**To be done**
Scan the data below. Pull out each line where "haga" occurs.
··· Supplied data ···
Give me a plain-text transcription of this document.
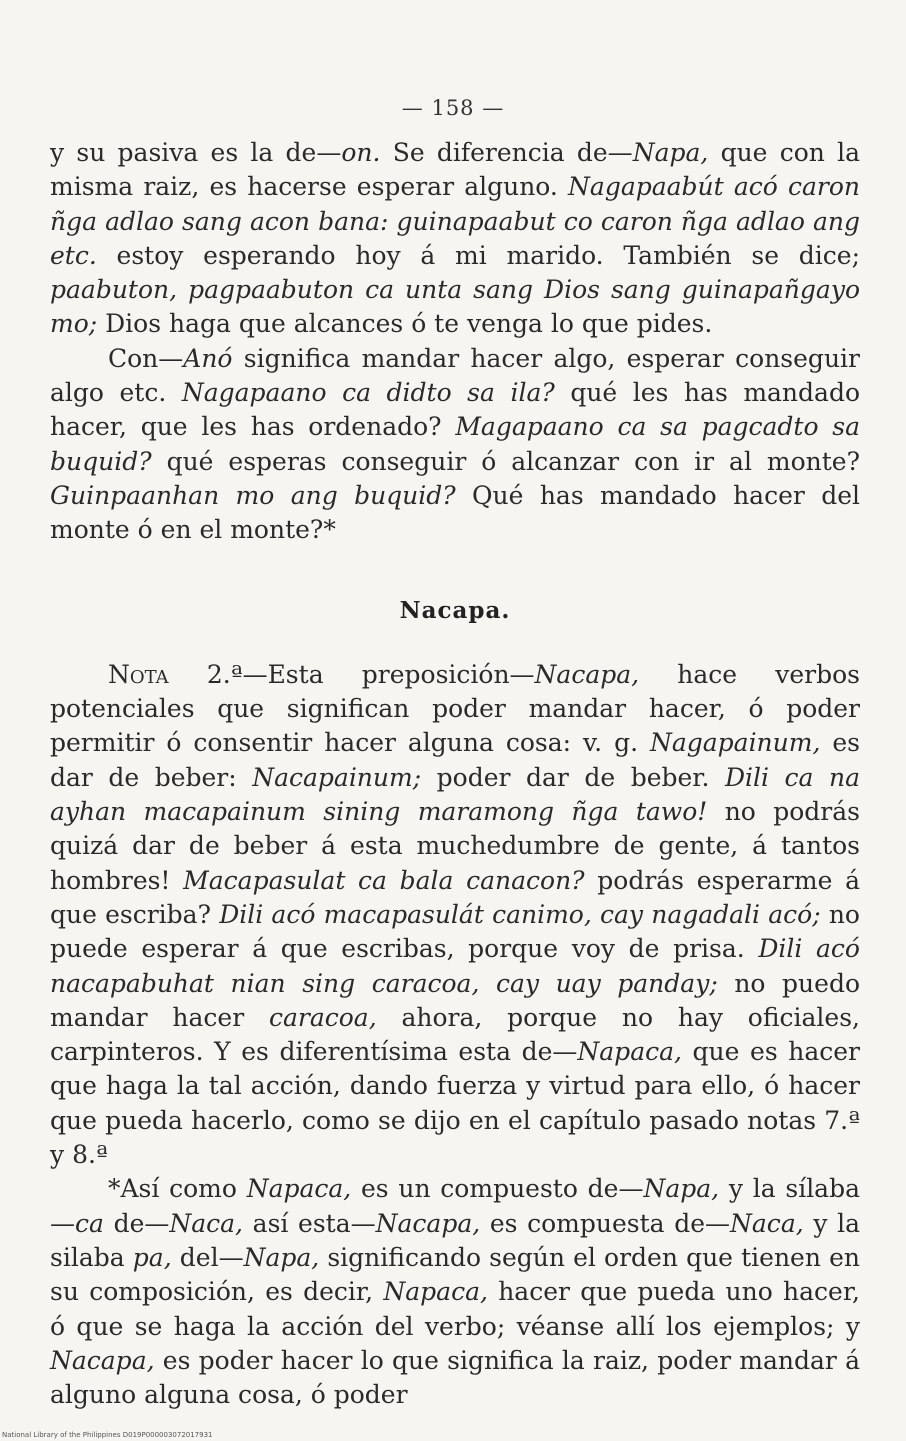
— 158 —

y su pasiva es la de—on. Se diferencia de—Napa, que con la misma raiz, es hacerse esperar alguno. Nagapaabút acó caron ñga adlao sang acon bana: guinapaabut co caron ñga adlao ang etc. estoy esperando hoy á mi marido. También se dice; paabuton, pagpaabuton ca unta sang Dios sang guinapañgayo mo; Dios haga que alcances ó te venga lo que pides.

Con—Anó significa mandar hacer algo, esperar conseguir algo etc. Nagapaano ca didto sa ila? qué les has mandado hacer, que les has ordenado? Magapaano ca sa pagcadto sa buquid? qué esperas conseguir ó alcanzar con ir al monte? Guinpaanhan mo ang buquid? Qué has mandado hacer del monte ó en el monte?*

Nacapa.

Nota 2.ª—Esta preposición—Nacapa, hace verbos potenciales que significan poder mandar hacer, ó poder permitir ó consentir hacer alguna cosa: v. g. Nagapainum, es dar de beber: Nacapainum; poder dar de beber. Dili ca na ayhan macapainum sining maramong ñga tawo! no podrás quizá dar de beber á esta muchedumbre de gente, á tantos hombres! Macapasulat ca bala canacon? podrás esperarme á que escriba? Dili acó macapasulát canimo, cay nagadali acó; no puede esperar á que escribas, porque voy de prisa. Dili acó nacapabuhat nian sing caracoa, cay uay panday; no puedo mandar hacer caracoa, ahora, porque no hay oficiales, carpinteros. Y es diferentísima esta de—Napaca, que es hacer que haga la tal acción, dando fuerza y virtud para ello, ó hacer que pueda hacerlo, como se dijo en el capítulo pasado notas 7.ª y 8.ª

*Así como Napaca, es un compuesto de—Napa, y la sílaba—ca de—Naca, así esta—Nacapa, es compuesta de—Naca, y la silaba pa, del—Napa, significando según el orden que tienen en su composición, es decir, Napaca, hacer que pueda uno hacer, ó que se haga la acción del verbo; véanse allí los ejemplos; y Nacapa, es poder hacer lo que significa la raiz, poder mandar á alguno alguna cosa, ó poder

National Library of the Philippines D019P000003072017931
···
**Exercise result**
y su pasiva es la de—on. Se diferencia de—Napa, que con la misma raiz, es hacerse esperar alguno. Nagapaabút acó caron ñga adlao sang acon bana: guinapaabut co caron ñga adlao ang etc. estoy esperando hoy á mi marido. También se dice; paabuton, pagpaabuton ca unta sang Dios sang guinapañgayo mo; Dios haga que alcances ó te venga lo que pides.
Nota 2.ª—Esta preposición—Nacapa, hace verbos potenciales que significan poder mandar hacer, ó poder permitir ó consentir hacer alguna cosa: v. g. Nagapainum, es dar de beber: Nacapainum; poder dar de beber. Dili ca na ayhan macapainum sining maramong ñga tawo! no podrás quizá dar de beber á esta muchedumbre de gente, á tantos hombres! Macapasulat ca bala canacon? podrás esperarme á que escriba? Dili acó macapasulát canimo, cay nagadali acó; no puede esperar á que escribas, porque voy de prisa. Dili acó nacapabuhat nian sing caracoa, cay uay panday; no puedo mandar hacer caracoa, ahora, porque no hay oficiales, carpinteros. Y es diferentísima esta de—Napaca, que es hacer que haga la tal acción, dando fuerza y virtud para ello, ó hacer que pueda hacerlo, como se dijo en el capítulo pasado notas 7.ª y 8.ª
*Así como Napaca, es un compuesto de—Napa, y la sílaba—ca de—Naca, así esta—Nacapa, es compuesta de—Naca, y la silaba pa, del—Napa, significando según el orden que tienen en su composición, es decir, Napaca, hacer que pueda uno hacer, ó que se haga la acción del verbo; véanse allí los ejemplos; y Nacapa, es poder hacer lo que significa la raiz, poder mandar á alguno alguna cosa, ó poder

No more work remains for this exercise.